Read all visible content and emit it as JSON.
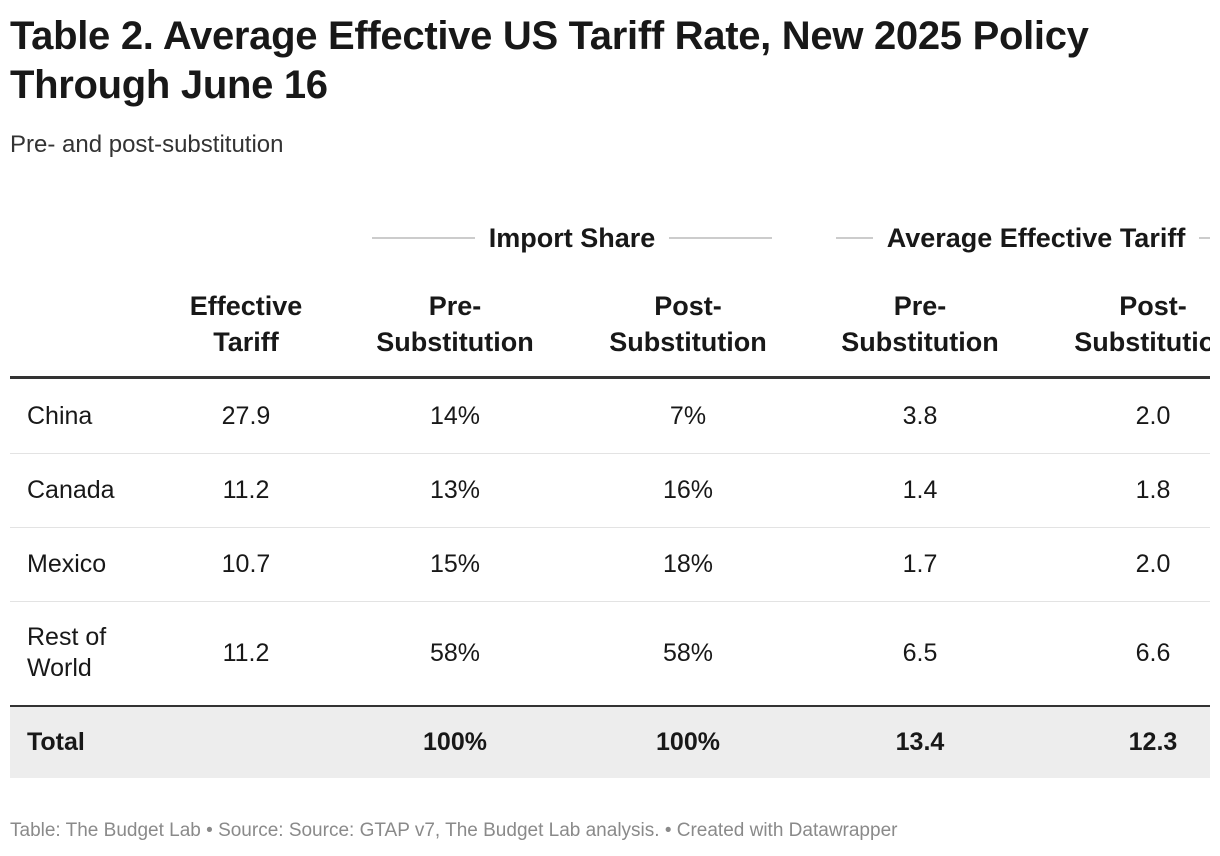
{
  "title": "Table 2. Average Effective US Tariff Rate, New 2025 Policy Through June 16",
  "subtitle": "Pre- and post-substitution",
  "footer": "Table: The Budget Lab • Source: Source: GTAP v7, The Budget Lab analysis. • Created with Datawrapper",
  "chart_data": {
    "type": "table",
    "column_groups": [
      {
        "label": "Import Share",
        "columns": [
          1,
          2
        ]
      },
      {
        "label": "Average Effective Tariff",
        "columns": [
          3,
          4
        ]
      }
    ],
    "columns": [
      "",
      "Effective Tariff",
      "Pre- Substitution",
      "Post- Substitution",
      "Pre- Substitution",
      "Post- Substitution"
    ],
    "rows": [
      {
        "label": "China",
        "values": [
          "27.9",
          "14%",
          "7%",
          "3.8",
          "2.0"
        ]
      },
      {
        "label": "Canada",
        "values": [
          "11.2",
          "13%",
          "16%",
          "1.4",
          "1.8"
        ]
      },
      {
        "label": "Mexico",
        "values": [
          "10.7",
          "15%",
          "18%",
          "1.7",
          "2.0"
        ]
      },
      {
        "label": "Rest of World",
        "values": [
          "11.2",
          "58%",
          "58%",
          "6.5",
          "6.6"
        ]
      }
    ],
    "total": {
      "label": "Total",
      "values": [
        "",
        "100%",
        "100%",
        "13.4",
        "12.3"
      ]
    },
    "colors": {
      "total_background": "#ededed",
      "rule": "#333333",
      "group_line": "#cccccc"
    }
  }
}
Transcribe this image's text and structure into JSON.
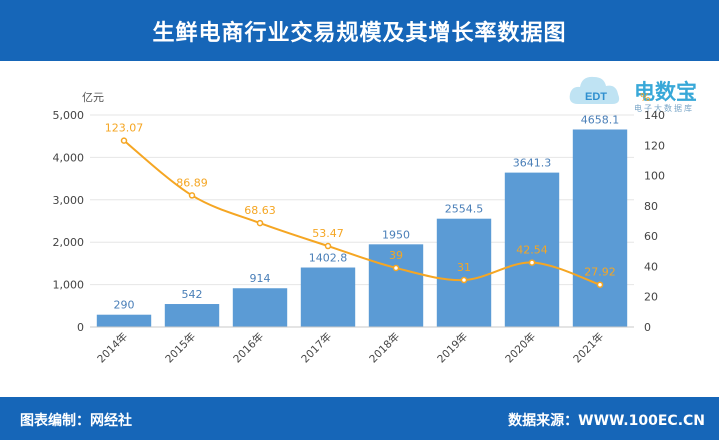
{
  "header": {
    "title": "生鲜电商行业交易规模及其增长率数据图"
  },
  "footer": {
    "left": "图表编制：网经社",
    "right": "数据来源：WWW.100EC.CN"
  },
  "logo": {
    "main": "电数宝",
    "sub": "电子大数据库",
    "badge": "EDT"
  },
  "colors": {
    "bar": "#5b9bd5",
    "line": "#f5a623",
    "header": "#1666b8"
  },
  "chart_data": {
    "type": "bar",
    "categories": [
      "2014年",
      "2015年",
      "2016年",
      "2017年",
      "2018年",
      "2019年",
      "2020年",
      "2021年"
    ],
    "series": [
      {
        "values": [
          290,
          542,
          914,
          1402.8,
          1950,
          2554.5,
          3641.3,
          4658.1
        ],
        "labels": [
          "290",
          "542",
          "914",
          "1402.8",
          "1950",
          "2554.5",
          "3641.3",
          "4658.1"
        ],
        "axis": "left",
        "kind": "bar"
      },
      {
        "values": [
          123.07,
          86.89,
          68.63,
          53.47,
          39,
          31,
          42.54,
          27.92
        ],
        "labels": [
          "123.07",
          "86.89",
          "68.63",
          "53.47",
          "39",
          "31",
          "42.54",
          "27.92"
        ],
        "axis": "right",
        "kind": "line"
      }
    ],
    "ylabel": "亿元",
    "y2label": "%",
    "ylim": [
      0,
      5000
    ],
    "y2lim": [
      0,
      140
    ],
    "yticks": [
      "0",
      "1,000",
      "2,000",
      "3,000",
      "4,000",
      "5,000"
    ],
    "y2ticks": [
      "0",
      "20",
      "40",
      "60",
      "80",
      "100",
      "120",
      "140"
    ],
    "grid": true,
    "legend": "none"
  }
}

#####

> **WHAT THE TASK REQUIRES**
Return the material exactly as given, apart from the pictures.

> **THE SOLUTION**
Read all visible content and emit it as JSON.
{
  "title": "Table 2. Average Effective US Tariff Rate, New 2025 Policy Through June 16",
  "subtitle": "Pre- and post-substitution",
  "footer": "Table: The Budget Lab • Source: Source: GTAP v7, The Budget Lab analysis. • Created with Datawrapper",
  "chart_data": {
    "type": "table",
    "column_groups": [
      {
        "label": "Import Share",
        "columns": [
          1,
          2
        ]
      },
      {
        "label": "Average Effective Tariff",
        "columns": [
          3,
          4
        ]
      }
    ],
    "columns": [
      "",
      "Effective Tariff",
      "Pre- Substitution",
      "Post- Substitution",
      "Pre- Substitution",
      "Post- Substitution"
    ],
    "rows": [
      {
        "label": "China",
        "values": [
          "27.9",
          "14%",
          "7%",
          "3.8",
          "2.0"
        ]
      },
      {
        "label": "Canada",
        "values": [
          "11.2",
          "13%",
          "16%",
          "1.4",
          "1.8"
        ]
      },
      {
        "label": "Mexico",
        "values": [
          "10.7",
          "15%",
          "18%",
          "1.7",
          "2.0"
        ]
      },
      {
        "label": "Rest of World",
        "values": [
          "11.2",
          "58%",
          "58%",
          "6.5",
          "6.6"
        ]
      }
    ],
    "total": {
      "label": "Total",
      "values": [
        "",
        "100%",
        "100%",
        "13.4",
        "12.3"
      ]
    },
    "colors": {
      "total_background": "#ededed",
      "rule": "#333333",
      "group_line": "#cccccc"
    }
  }
}
Transcribe this image's text and structure into JSON.
{
  "header": {
    "title": "生鲜电商行业交易规模及其增长率数据图"
  },
  "footer": {
    "left": "图表编制：网经社",
    "right": "数据来源：WWW.100EC.CN"
  },
  "logo": {
    "main": "电数宝",
    "sub": "电子大数据库",
    "badge": "EDT"
  },
  "colors": {
    "bar": "#5b9bd5",
    "line": "#f5a623",
    "header": "#1666b8"
  },
  "chart_data": {
    "type": "bar",
    "categories": [
      "2014年",
      "2015年",
      "2016年",
      "2017年",
      "2018年",
      "2019年",
      "2020年",
      "2021年"
    ],
    "series": [
      {
        "values": [
          290,
          542,
          914,
          1402.8,
          1950,
          2554.5,
          3641.3,
          4658.1
        ],
        "labels": [
          "290",
          "542",
          "914",
          "1402.8",
          "1950",
          "2554.5",
          "3641.3",
          "4658.1"
        ],
        "axis": "left",
        "kind": "bar"
      },
      {
        "values": [
          123.07,
          86.89,
          68.63,
          53.47,
          39,
          31,
          42.54,
          27.92
        ],
        "labels": [
          "123.07",
          "86.89",
          "68.63",
          "53.47",
          "39",
          "31",
          "42.54",
          "27.92"
        ],
        "axis": "right",
        "kind": "line"
      }
    ],
    "ylabel": "亿元",
    "y2label": "%",
    "ylim": [
      0,
      5000
    ],
    "y2lim": [
      0,
      140
    ],
    "yticks": [
      "0",
      "1,000",
      "2,000",
      "3,000",
      "4,000",
      "5,000"
    ],
    "y2ticks": [
      "0",
      "20",
      "40",
      "60",
      "80",
      "100",
      "120",
      "140"
    ],
    "grid": true,
    "legend": "none"
  }
}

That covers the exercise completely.